**Exercise goal:**
Read the lines below. Copy out any that hold the string "content".

※ ※ ※

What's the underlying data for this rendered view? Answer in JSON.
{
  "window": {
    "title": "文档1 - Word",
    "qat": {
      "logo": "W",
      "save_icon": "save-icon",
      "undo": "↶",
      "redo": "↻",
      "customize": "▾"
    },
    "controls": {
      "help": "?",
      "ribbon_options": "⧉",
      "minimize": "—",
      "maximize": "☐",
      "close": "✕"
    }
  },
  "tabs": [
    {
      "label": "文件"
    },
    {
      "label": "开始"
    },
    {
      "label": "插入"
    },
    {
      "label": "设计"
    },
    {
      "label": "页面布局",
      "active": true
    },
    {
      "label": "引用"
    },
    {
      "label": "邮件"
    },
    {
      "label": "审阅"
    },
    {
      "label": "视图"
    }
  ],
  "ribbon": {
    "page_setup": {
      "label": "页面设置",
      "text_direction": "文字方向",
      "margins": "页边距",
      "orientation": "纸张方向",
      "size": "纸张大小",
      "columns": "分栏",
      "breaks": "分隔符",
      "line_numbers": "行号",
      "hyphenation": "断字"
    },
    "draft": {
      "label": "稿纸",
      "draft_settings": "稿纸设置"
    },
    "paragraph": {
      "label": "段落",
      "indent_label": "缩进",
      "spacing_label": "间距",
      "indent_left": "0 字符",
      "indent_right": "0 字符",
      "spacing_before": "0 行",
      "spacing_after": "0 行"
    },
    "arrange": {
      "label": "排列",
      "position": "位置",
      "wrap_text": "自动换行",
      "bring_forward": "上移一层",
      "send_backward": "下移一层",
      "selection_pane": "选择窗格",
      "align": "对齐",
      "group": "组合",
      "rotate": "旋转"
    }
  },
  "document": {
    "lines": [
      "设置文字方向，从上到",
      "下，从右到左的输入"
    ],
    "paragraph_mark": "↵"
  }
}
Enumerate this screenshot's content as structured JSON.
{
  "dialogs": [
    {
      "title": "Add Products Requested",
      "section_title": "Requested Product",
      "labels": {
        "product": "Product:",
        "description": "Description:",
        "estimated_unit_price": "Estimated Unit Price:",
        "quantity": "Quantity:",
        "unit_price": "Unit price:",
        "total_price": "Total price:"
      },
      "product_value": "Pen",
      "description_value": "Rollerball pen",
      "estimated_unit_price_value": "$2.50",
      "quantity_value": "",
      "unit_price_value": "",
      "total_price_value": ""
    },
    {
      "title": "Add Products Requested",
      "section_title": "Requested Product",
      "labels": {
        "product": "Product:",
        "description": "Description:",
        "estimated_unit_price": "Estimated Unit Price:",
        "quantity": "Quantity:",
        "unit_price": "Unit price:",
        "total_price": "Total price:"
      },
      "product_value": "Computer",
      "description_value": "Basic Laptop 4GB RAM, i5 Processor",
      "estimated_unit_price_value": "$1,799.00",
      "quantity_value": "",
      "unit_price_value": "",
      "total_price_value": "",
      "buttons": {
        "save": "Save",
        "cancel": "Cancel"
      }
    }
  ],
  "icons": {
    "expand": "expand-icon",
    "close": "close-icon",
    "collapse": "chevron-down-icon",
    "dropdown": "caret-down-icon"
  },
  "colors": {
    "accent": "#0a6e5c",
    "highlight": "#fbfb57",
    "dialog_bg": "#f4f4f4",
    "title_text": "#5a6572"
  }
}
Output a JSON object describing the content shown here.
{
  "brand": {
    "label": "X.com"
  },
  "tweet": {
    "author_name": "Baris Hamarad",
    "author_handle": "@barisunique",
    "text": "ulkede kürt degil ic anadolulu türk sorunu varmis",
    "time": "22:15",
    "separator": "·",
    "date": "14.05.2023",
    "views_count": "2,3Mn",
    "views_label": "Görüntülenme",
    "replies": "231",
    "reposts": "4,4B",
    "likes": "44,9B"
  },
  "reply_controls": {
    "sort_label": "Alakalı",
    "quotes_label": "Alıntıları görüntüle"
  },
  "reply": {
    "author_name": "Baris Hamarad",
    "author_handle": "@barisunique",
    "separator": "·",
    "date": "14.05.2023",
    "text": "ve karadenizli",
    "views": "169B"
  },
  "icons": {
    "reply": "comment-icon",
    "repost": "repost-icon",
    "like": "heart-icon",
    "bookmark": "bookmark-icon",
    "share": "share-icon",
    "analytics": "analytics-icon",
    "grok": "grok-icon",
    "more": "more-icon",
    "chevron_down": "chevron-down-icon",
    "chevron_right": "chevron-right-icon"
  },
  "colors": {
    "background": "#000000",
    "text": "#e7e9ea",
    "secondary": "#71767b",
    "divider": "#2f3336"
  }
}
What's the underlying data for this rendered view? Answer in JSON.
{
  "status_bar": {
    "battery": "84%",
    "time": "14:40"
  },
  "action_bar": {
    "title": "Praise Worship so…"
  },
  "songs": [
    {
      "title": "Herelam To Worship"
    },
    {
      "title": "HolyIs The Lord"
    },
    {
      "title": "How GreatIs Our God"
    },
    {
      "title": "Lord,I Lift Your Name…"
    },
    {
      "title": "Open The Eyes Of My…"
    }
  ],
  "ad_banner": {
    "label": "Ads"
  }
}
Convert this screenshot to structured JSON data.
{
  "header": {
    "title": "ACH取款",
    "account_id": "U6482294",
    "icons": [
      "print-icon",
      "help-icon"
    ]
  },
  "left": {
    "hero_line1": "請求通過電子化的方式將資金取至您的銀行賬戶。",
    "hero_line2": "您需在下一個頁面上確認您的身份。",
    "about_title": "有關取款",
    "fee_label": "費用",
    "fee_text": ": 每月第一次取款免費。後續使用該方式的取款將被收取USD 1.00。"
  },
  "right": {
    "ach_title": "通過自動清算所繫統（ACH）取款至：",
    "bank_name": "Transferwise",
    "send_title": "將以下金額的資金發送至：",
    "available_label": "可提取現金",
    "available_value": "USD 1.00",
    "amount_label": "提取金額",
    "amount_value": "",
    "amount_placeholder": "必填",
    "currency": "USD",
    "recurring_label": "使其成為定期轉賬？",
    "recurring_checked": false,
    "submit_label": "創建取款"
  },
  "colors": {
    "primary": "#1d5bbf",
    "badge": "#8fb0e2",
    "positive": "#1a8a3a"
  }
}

※ ※ ※

**Output for this task:**
Enumerate this screenshot's content as structured JSON.
Output a JSON object describing the content shown here.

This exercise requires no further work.